**What is asked**
Your task is to return the span of lines beginning at the one with "Output a JSON" and ending at the last line of the data, exactly as it stands.

>> Begin Provided data

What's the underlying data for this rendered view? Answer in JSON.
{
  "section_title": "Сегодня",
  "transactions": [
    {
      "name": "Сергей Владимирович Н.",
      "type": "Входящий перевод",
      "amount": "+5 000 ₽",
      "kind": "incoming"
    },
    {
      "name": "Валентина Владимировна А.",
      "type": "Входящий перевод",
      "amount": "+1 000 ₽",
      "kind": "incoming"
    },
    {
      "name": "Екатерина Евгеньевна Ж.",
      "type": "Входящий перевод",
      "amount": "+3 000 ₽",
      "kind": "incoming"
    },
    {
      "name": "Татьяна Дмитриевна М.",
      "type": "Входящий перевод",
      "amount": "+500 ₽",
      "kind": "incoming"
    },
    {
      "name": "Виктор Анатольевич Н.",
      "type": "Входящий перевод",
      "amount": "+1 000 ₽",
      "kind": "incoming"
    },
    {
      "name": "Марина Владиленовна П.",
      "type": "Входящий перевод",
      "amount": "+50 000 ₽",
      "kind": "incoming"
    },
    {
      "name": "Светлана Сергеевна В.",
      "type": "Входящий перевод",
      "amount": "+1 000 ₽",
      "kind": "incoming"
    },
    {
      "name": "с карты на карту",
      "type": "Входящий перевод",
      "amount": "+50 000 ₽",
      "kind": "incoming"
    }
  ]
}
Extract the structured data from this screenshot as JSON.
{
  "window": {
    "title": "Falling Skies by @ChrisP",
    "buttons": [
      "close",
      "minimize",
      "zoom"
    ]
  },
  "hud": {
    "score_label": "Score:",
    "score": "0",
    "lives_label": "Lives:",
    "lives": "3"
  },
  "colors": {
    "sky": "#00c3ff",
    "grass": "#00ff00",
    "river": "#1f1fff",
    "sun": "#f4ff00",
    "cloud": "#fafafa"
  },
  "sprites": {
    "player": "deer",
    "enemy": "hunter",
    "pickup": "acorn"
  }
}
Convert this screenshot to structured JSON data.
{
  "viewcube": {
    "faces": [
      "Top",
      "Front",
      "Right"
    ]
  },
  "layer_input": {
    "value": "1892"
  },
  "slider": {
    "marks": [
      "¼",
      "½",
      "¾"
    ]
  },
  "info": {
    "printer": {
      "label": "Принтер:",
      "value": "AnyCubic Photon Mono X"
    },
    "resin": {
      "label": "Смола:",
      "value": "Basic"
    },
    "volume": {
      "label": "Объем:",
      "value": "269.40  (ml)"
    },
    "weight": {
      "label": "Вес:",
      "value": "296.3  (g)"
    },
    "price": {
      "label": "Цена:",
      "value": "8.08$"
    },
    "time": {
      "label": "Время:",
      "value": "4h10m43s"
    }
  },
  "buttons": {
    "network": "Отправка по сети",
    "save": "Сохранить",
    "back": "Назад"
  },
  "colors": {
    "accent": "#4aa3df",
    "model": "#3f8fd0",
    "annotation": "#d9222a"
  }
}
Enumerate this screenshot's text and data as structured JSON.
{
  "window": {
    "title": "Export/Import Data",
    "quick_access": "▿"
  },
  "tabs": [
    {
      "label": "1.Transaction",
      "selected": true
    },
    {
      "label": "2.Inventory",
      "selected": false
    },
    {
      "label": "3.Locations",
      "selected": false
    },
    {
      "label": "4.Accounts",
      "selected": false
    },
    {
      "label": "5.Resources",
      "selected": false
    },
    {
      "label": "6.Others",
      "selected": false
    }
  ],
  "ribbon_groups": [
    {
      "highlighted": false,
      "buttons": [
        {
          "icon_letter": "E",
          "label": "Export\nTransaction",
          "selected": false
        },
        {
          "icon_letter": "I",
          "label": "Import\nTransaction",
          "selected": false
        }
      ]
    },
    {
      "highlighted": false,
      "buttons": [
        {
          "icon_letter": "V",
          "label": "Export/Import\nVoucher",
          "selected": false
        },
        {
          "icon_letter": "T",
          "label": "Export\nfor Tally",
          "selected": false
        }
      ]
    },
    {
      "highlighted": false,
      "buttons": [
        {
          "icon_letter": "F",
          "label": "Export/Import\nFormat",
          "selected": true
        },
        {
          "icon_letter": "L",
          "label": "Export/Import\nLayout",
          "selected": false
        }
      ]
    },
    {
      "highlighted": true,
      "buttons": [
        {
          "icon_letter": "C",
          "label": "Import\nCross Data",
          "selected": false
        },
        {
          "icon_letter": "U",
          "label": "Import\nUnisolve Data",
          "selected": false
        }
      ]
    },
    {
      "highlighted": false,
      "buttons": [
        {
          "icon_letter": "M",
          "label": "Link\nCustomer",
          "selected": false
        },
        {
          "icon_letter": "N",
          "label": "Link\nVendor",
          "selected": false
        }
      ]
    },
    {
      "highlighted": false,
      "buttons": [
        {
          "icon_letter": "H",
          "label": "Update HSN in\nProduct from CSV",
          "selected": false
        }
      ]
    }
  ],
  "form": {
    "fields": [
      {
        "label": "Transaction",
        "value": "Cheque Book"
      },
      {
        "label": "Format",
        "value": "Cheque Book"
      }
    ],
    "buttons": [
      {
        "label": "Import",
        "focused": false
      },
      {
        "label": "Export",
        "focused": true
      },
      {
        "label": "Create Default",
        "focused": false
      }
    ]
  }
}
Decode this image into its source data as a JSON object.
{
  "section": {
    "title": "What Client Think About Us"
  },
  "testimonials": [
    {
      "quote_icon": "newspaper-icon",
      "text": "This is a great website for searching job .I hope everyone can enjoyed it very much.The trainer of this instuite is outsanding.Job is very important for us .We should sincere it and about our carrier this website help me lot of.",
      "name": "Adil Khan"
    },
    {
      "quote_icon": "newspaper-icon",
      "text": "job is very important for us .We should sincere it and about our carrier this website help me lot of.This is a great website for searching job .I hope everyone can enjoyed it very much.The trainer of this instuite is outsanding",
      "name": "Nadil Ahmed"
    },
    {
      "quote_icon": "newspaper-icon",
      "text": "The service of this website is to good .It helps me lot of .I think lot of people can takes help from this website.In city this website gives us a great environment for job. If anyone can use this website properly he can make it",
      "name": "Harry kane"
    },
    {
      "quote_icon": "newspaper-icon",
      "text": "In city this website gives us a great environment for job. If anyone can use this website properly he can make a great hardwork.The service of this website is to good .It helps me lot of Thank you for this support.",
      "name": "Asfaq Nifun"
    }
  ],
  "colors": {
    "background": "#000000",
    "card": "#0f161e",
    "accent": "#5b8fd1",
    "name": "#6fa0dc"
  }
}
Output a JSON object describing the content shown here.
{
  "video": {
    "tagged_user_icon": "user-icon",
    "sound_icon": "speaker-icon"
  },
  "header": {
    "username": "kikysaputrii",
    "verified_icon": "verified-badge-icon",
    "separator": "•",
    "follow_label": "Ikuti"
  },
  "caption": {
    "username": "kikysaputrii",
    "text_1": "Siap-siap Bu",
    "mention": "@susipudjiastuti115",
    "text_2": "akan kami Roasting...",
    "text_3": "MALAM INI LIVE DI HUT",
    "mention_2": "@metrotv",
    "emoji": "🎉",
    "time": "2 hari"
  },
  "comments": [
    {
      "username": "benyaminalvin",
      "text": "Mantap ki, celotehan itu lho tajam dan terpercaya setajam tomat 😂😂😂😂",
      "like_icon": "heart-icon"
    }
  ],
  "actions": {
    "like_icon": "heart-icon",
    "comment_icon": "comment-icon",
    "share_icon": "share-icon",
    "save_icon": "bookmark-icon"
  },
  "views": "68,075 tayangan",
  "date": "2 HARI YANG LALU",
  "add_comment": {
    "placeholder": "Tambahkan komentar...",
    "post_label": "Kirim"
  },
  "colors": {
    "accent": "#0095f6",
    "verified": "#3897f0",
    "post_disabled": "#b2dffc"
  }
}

>> End Provided data

**Response below**
Output a JSON object describing the content shown here.
{
  "video": {
    "tagged_user_icon": "user-icon",
    "sound_icon": "speaker-icon"
  },
  "header": {
    "username": "kikysaputrii",
    "verified_icon": "verified-badge-icon",
    "separator": "•",
    "follow_label": "Ikuti"
  },
  "caption": {
    "username": "kikysaputrii",
    "text_1": "Siap-siap Bu",
    "mention": "@susipudjiastuti115",
    "text_2": "akan kami Roasting...",
    "text_3": "MALAM INI LIVE DI HUT",
    "mention_2": "@metrotv",
    "emoji": "🎉",
    "time": "2 hari"
  },
  "comments": [
    {
      "username": "benyaminalvin",
      "text": "Mantap ki, celotehan itu lho tajam dan terpercaya setajam tomat 😂😂😂😂",
      "like_icon": "heart-icon"
    }
  ],
  "actions": {
    "like_icon": "heart-icon",
    "comment_icon": "comment-icon",
    "share_icon": "share-icon",
    "save_icon": "bookmark-icon"
  },
  "views": "68,075 tayangan",
  "date": "2 HARI YANG LALU",
  "add_comment": {
    "placeholder": "Tambahkan komentar...",
    "post_label": "Kirim"
  },
  "colors": {
    "accent": "#0095f6",
    "verified": "#3897f0",
    "post_disabled": "#b2dffc"
  }
}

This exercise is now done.